* start DATA IN THIS EXERCISE *

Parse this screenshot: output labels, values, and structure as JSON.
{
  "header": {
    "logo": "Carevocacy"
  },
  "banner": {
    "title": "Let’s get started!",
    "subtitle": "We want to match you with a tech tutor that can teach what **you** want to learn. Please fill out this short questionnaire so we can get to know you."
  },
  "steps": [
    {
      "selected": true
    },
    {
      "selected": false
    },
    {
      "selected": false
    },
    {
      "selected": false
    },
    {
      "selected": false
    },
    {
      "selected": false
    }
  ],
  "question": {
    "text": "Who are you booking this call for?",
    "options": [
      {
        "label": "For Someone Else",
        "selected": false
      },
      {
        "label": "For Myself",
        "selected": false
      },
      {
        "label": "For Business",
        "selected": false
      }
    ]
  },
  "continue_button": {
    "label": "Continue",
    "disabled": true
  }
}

* end DATA IN THIS EXERCISE *

__PROBLEM DESCRIPTION__: Return every line exactly.

__THE ANSWER__:
Parse this screenshot: output labels, values, and structure as JSON.
{
  "header": {
    "logo": "Carevocacy"
  },
  "banner": {
    "title": "Let’s get started!",
    "subtitle": "We want to match you with a tech tutor that can teach what **you** want to learn. Please fill out this short questionnaire so we can get to know you."
  },
  "steps": [
    {
      "selected": true
    },
    {
      "selected": false
    },
    {
      "selected": false
    },
    {
      "selected": false
    },
    {
      "selected": false
    },
    {
      "selected": false
    }
  ],
  "question": {
    "text": "Who are you booking this call for?",
    "options": [
      {
        "label": "For Someone Else",
        "selected": false
      },
      {
        "label": "For Myself",
        "selected": false
      },
      {
        "label": "For Business",
        "selected": false
      }
    ]
  },
  "continue_button": {
    "label": "Continue",
    "disabled": true
  }
}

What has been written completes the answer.